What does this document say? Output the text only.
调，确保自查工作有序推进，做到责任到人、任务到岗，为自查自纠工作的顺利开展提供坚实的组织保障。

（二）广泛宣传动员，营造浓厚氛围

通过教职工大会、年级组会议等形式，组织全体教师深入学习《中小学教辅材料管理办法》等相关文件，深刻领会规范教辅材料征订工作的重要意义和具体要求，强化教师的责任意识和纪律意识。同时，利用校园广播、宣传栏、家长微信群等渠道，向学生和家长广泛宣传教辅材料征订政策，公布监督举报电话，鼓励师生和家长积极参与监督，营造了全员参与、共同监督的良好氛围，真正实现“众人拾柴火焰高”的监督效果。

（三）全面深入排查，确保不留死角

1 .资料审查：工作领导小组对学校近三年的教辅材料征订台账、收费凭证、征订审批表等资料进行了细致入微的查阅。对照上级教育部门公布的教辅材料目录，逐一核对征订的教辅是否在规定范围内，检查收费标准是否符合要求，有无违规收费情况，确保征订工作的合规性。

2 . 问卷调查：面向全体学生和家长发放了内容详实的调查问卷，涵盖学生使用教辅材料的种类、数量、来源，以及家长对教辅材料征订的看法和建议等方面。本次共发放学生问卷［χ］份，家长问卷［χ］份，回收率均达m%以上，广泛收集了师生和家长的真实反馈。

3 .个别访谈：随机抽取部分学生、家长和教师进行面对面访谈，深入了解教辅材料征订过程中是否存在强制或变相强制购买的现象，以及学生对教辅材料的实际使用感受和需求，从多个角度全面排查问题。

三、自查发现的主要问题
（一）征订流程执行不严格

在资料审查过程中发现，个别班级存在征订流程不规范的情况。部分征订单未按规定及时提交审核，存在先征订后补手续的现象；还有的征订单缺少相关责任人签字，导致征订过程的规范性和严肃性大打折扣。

·····

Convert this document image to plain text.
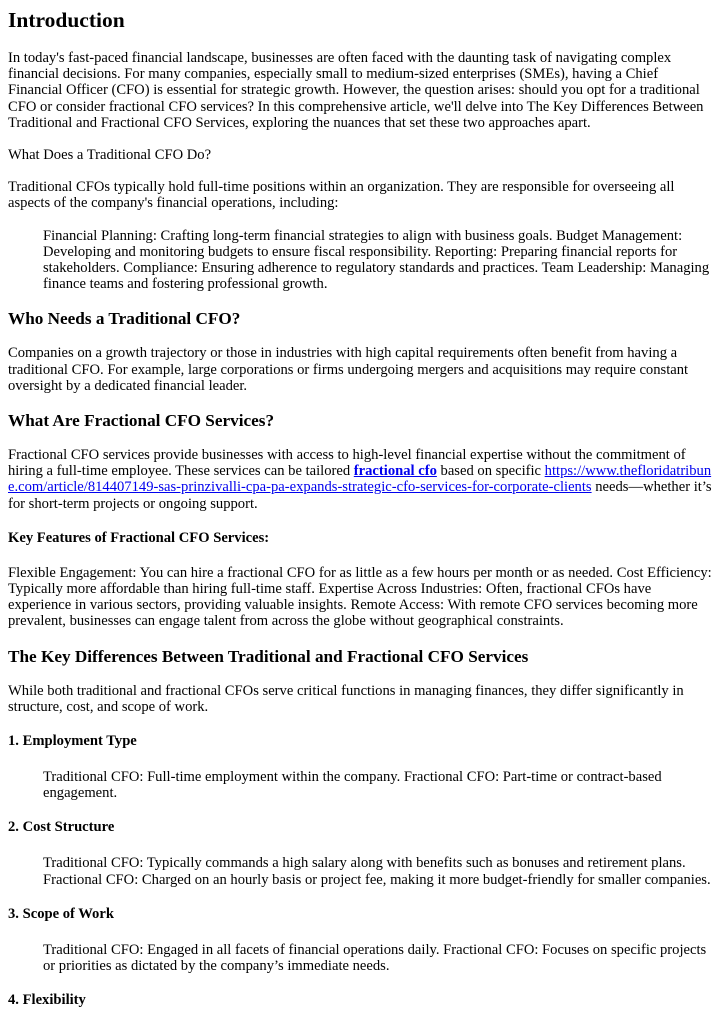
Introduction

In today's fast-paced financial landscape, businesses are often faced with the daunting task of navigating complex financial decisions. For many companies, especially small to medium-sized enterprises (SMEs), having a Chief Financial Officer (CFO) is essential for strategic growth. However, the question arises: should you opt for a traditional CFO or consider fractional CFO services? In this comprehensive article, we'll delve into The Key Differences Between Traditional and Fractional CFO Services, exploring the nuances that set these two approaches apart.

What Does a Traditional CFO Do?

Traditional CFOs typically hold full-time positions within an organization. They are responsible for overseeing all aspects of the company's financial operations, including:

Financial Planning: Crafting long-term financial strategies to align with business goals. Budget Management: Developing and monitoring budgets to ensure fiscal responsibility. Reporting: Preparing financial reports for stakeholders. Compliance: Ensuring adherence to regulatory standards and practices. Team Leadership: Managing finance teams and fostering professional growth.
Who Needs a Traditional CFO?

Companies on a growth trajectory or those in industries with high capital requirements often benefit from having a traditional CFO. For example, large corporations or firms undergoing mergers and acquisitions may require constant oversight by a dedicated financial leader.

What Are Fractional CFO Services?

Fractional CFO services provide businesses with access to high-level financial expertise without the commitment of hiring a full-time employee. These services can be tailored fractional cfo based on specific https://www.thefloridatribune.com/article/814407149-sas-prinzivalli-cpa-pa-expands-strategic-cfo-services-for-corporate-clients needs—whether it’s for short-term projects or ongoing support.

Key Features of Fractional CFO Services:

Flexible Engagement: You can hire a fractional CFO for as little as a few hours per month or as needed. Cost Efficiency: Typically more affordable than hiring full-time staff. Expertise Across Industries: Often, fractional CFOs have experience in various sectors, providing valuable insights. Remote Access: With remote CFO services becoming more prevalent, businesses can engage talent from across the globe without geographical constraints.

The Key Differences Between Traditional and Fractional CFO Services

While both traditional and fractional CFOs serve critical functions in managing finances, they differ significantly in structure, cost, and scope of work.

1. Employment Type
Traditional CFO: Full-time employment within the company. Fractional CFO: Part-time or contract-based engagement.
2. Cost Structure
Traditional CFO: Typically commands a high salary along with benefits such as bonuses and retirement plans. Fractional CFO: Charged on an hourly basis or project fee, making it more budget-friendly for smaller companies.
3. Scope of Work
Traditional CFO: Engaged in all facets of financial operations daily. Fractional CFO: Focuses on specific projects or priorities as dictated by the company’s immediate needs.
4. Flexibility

·····

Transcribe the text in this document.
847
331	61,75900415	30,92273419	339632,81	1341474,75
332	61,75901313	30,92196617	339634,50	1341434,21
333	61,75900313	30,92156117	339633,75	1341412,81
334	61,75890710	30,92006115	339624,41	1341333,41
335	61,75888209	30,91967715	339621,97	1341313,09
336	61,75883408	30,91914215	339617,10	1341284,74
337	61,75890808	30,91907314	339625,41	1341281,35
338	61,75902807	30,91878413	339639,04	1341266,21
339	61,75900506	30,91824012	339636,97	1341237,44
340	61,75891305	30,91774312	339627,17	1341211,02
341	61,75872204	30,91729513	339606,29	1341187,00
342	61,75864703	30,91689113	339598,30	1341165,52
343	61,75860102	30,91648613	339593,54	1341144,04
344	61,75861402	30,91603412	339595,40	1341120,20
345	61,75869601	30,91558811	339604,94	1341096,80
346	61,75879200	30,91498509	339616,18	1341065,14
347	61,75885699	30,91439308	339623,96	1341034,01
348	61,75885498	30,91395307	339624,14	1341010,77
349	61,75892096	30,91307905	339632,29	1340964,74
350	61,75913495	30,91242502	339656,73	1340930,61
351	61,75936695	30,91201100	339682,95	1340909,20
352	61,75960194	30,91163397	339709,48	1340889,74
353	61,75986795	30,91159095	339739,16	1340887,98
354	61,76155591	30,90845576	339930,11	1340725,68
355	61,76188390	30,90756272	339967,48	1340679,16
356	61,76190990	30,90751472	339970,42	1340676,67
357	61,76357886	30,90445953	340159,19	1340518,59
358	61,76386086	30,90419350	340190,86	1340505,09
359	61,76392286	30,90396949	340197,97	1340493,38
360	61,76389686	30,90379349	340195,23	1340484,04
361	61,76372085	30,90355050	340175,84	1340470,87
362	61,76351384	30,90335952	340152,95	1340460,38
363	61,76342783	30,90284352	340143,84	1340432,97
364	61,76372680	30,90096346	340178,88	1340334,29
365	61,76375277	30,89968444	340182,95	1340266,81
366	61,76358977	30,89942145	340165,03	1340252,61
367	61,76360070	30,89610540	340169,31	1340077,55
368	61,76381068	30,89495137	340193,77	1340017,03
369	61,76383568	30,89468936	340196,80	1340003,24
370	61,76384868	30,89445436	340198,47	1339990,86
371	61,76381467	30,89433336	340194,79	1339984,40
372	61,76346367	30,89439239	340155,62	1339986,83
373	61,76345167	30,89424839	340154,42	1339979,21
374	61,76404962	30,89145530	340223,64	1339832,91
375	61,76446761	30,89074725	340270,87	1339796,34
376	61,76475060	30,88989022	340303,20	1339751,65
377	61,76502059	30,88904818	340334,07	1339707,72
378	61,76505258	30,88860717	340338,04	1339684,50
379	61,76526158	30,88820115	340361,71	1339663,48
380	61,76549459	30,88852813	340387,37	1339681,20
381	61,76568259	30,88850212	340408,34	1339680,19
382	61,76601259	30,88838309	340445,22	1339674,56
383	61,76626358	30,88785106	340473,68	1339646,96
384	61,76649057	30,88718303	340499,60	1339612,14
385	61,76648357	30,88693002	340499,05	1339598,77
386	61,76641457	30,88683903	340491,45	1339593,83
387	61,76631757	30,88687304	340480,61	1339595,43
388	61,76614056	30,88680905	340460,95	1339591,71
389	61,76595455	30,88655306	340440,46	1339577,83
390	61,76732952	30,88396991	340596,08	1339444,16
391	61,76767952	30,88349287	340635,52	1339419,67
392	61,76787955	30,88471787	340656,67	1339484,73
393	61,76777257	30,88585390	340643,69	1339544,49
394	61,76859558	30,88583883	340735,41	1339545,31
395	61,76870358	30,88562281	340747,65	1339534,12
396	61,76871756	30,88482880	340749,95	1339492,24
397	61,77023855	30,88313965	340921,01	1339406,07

·····

DIRECTIVE:
Tally how many lines of the data include the word "growth". Write the number and nothing else.

EXERCISE ANSWER:
3